=== GIVEN INFORMATION ===
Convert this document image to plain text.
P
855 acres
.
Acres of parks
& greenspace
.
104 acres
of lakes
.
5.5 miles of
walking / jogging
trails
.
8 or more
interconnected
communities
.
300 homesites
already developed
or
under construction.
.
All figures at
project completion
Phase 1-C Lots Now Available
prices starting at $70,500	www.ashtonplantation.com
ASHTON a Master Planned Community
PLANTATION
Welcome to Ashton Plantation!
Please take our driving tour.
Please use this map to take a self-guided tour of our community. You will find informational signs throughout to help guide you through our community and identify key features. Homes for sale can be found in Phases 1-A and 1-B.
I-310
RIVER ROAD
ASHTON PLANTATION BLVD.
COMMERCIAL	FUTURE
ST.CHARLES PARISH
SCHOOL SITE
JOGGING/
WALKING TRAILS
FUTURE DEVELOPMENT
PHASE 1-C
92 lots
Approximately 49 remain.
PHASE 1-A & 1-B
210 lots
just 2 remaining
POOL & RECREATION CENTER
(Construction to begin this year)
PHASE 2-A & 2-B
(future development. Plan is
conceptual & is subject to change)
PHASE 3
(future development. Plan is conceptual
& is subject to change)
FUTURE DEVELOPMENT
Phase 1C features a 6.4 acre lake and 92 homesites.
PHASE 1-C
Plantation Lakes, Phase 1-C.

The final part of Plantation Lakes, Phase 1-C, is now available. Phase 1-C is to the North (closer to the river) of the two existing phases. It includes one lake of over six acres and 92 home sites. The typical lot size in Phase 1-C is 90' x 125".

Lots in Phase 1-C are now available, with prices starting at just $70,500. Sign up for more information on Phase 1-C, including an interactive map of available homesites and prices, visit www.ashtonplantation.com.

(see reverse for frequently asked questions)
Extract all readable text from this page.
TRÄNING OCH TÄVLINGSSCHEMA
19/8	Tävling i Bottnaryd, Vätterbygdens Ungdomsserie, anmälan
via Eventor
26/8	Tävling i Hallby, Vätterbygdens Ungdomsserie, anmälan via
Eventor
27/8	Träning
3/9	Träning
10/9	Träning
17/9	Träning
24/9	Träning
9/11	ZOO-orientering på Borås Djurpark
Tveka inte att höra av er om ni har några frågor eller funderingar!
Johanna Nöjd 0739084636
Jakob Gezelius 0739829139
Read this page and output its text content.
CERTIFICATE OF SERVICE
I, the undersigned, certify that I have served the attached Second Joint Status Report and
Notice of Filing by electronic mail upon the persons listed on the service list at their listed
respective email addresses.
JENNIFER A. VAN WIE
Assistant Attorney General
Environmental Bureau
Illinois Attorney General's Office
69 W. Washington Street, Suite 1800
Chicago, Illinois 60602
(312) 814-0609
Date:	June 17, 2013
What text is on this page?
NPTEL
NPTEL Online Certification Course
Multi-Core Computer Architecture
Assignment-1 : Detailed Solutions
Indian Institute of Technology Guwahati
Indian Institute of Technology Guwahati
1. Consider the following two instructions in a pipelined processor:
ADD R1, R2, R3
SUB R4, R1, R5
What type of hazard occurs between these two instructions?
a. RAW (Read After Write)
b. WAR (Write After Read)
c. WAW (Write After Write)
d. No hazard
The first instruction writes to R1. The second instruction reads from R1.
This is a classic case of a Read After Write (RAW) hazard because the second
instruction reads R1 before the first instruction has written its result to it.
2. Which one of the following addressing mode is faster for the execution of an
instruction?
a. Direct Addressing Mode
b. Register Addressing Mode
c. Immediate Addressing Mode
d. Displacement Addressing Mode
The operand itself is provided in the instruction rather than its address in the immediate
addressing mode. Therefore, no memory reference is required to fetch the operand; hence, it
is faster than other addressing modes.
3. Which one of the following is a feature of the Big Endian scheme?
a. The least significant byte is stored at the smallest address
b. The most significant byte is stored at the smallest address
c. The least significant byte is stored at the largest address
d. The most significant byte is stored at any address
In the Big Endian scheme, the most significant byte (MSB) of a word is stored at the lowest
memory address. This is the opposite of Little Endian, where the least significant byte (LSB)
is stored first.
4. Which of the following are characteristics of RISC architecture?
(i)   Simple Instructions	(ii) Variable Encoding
===
▶ WHAT IS BEING ASKED
Work out how many lines in the records above hold the string "Please", then give only that count.

▶ RESULT OF THE EXERCISE
2